» **INSTRUCTION**:
Write only the number of lines in the records beneath that hold "پستی".

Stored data
START

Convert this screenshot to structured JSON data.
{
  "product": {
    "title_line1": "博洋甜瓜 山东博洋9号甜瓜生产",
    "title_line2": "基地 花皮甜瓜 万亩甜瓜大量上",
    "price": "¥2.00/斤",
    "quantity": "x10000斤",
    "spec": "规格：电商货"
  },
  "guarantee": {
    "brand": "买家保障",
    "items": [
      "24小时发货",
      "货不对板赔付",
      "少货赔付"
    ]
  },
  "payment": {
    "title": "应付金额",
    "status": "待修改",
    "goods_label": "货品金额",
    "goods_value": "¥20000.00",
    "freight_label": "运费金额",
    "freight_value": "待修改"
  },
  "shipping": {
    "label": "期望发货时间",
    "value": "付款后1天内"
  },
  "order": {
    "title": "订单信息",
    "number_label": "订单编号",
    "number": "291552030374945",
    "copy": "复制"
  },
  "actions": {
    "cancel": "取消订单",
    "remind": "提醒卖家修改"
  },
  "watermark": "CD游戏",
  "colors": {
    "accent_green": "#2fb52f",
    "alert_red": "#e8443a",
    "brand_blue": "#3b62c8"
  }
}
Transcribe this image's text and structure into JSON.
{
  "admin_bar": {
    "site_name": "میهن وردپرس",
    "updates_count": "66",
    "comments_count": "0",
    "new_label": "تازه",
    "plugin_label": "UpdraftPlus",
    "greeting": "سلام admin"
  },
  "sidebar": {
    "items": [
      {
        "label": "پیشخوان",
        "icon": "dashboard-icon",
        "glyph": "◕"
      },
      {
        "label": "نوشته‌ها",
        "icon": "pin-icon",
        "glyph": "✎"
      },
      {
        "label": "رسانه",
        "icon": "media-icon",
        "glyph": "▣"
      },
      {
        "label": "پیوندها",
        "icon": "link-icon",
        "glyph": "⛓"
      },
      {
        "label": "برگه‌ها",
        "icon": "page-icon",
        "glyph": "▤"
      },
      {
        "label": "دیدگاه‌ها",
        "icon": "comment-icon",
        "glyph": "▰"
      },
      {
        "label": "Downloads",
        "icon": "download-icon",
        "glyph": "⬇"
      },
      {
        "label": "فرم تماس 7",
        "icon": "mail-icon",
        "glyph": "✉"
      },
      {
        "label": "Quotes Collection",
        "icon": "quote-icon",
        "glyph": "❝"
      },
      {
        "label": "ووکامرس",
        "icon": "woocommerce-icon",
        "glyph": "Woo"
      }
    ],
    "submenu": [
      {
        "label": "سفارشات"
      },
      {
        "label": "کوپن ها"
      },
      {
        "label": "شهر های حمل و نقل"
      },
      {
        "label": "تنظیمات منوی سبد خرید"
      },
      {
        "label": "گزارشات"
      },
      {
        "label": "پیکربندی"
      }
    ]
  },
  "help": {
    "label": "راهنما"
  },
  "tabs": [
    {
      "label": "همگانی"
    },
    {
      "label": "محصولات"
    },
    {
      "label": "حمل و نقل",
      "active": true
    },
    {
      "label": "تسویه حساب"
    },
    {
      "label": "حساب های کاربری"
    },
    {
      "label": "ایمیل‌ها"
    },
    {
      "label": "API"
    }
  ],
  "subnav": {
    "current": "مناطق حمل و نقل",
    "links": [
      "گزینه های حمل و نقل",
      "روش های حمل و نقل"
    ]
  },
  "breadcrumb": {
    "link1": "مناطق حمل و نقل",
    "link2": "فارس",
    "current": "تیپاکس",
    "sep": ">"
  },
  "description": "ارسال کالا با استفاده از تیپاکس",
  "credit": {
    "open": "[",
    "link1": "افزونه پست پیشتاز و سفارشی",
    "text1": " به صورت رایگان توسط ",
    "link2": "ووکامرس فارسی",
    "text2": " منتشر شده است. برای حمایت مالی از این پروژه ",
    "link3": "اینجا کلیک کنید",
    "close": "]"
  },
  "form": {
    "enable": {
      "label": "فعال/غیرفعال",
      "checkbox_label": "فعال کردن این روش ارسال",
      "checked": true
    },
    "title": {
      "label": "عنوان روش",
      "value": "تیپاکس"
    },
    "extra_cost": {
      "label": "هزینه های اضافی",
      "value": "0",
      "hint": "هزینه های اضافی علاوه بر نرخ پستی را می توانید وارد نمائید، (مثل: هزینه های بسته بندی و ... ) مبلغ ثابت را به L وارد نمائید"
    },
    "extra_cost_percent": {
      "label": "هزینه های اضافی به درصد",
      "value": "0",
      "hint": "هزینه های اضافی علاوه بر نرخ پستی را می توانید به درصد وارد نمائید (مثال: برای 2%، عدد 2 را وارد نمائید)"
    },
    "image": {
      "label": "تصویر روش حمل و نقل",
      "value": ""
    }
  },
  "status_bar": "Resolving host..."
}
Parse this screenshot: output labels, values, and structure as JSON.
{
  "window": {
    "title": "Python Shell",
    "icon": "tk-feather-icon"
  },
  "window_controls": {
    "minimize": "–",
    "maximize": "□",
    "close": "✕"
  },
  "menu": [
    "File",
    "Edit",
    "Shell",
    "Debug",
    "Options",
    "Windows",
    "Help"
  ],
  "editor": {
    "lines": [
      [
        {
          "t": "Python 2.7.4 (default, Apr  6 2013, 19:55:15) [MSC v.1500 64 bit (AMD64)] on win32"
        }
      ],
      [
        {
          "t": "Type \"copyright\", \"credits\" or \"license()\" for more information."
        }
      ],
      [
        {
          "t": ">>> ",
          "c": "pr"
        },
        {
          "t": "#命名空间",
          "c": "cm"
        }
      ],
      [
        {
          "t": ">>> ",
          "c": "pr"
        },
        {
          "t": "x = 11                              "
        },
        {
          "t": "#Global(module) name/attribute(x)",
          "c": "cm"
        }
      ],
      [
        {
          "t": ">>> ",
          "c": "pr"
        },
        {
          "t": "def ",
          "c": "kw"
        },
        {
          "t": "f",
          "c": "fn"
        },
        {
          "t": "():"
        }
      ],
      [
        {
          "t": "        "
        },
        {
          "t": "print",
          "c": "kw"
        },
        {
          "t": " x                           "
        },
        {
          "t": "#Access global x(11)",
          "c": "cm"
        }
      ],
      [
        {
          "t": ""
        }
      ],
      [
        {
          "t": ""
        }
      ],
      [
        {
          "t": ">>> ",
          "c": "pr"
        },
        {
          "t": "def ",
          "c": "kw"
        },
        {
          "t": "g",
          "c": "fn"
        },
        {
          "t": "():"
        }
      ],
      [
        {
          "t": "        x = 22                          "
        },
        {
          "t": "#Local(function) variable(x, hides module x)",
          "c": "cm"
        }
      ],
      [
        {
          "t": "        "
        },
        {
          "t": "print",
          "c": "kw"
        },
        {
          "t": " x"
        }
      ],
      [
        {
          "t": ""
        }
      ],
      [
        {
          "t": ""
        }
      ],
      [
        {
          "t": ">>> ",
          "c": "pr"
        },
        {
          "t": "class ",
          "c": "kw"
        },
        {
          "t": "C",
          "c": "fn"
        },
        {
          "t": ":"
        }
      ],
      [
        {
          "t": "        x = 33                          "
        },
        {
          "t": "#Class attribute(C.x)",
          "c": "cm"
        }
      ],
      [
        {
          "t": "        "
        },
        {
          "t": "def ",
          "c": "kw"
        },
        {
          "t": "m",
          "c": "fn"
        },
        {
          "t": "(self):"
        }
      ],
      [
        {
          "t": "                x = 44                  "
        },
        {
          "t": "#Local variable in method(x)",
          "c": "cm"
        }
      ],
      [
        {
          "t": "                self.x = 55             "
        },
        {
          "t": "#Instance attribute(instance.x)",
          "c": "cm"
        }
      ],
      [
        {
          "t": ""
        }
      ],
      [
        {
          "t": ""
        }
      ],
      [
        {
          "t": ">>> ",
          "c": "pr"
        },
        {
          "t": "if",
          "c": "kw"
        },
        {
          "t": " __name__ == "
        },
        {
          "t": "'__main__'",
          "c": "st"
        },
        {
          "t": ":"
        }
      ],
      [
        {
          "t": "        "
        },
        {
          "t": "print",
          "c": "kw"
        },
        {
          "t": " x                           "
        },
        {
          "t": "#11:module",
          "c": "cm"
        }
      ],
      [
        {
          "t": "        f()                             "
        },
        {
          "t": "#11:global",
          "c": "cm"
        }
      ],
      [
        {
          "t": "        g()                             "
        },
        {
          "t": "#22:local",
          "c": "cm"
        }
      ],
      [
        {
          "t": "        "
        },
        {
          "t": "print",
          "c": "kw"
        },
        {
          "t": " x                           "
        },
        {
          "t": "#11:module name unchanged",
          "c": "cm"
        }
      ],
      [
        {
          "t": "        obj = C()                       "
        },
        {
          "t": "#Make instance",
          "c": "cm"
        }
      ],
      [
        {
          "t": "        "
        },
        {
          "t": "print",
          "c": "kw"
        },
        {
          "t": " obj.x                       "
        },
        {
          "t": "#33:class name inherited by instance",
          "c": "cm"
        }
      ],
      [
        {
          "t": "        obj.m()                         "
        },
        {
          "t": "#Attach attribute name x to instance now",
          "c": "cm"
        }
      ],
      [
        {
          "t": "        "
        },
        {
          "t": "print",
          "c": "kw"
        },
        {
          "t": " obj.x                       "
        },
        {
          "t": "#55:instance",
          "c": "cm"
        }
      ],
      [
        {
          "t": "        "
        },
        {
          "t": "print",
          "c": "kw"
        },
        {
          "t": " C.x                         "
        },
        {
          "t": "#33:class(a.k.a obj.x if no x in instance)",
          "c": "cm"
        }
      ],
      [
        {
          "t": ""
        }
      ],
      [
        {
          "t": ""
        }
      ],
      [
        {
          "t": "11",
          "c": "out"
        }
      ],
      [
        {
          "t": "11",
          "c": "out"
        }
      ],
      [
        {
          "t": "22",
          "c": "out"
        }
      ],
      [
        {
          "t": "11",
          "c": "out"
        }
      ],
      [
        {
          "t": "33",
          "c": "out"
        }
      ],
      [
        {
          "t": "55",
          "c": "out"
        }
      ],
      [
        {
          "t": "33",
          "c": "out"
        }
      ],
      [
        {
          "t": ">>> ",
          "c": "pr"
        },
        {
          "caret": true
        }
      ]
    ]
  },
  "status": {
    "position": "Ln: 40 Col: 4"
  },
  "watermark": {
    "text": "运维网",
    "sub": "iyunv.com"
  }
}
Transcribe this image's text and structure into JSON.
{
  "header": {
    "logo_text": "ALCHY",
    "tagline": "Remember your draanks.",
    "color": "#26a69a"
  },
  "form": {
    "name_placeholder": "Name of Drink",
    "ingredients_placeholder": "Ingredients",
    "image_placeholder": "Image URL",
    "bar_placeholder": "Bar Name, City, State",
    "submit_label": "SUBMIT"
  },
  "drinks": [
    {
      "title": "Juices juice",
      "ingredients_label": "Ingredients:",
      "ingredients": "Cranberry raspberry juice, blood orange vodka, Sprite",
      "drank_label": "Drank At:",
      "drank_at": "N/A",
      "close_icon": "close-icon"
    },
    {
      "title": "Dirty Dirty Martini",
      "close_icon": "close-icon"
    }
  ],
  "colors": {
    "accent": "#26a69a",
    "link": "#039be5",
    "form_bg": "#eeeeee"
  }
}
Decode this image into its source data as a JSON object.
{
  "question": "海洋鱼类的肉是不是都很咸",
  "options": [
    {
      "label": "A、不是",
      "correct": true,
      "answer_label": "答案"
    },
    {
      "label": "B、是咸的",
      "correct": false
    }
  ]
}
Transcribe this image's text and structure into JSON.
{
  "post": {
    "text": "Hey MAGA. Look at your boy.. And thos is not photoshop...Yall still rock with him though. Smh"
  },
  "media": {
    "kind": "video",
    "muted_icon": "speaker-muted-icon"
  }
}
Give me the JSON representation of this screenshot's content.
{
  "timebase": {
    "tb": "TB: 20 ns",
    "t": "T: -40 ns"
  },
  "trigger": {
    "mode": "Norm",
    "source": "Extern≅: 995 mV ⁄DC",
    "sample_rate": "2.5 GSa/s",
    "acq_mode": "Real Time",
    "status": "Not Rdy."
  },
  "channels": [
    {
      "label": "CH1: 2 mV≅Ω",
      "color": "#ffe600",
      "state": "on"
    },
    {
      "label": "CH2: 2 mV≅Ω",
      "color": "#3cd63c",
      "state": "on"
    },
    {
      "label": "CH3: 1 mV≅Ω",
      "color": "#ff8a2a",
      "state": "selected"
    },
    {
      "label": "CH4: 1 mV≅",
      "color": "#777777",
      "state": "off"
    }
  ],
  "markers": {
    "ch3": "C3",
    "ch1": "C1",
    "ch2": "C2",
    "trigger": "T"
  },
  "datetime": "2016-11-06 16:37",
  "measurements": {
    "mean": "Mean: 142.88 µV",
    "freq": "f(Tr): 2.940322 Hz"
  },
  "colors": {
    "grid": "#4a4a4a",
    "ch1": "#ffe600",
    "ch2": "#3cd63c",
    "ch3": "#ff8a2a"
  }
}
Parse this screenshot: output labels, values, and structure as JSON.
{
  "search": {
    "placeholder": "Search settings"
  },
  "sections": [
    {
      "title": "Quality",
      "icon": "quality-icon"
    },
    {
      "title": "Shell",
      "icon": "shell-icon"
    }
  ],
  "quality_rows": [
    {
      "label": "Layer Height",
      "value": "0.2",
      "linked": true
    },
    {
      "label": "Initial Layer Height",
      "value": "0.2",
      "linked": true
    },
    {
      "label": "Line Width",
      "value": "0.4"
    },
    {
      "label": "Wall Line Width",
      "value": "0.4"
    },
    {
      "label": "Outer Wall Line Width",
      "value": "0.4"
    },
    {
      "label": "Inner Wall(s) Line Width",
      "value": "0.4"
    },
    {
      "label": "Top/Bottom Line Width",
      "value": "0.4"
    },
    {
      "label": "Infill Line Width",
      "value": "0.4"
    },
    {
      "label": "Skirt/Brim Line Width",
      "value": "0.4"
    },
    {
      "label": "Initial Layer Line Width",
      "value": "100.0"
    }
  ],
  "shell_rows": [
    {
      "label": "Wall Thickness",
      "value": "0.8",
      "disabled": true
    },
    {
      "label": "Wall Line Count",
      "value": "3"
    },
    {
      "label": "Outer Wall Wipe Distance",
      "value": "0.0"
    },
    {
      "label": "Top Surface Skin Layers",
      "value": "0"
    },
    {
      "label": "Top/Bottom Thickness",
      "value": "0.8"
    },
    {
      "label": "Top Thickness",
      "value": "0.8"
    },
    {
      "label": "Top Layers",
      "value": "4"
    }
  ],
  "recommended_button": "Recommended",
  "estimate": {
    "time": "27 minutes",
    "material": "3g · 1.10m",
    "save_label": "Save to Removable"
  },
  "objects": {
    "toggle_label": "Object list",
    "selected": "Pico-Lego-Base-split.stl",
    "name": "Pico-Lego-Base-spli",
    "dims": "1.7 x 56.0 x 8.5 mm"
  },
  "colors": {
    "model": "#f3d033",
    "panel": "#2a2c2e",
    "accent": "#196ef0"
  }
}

END

» **SOLUTION TO THE EXERCISE**:
2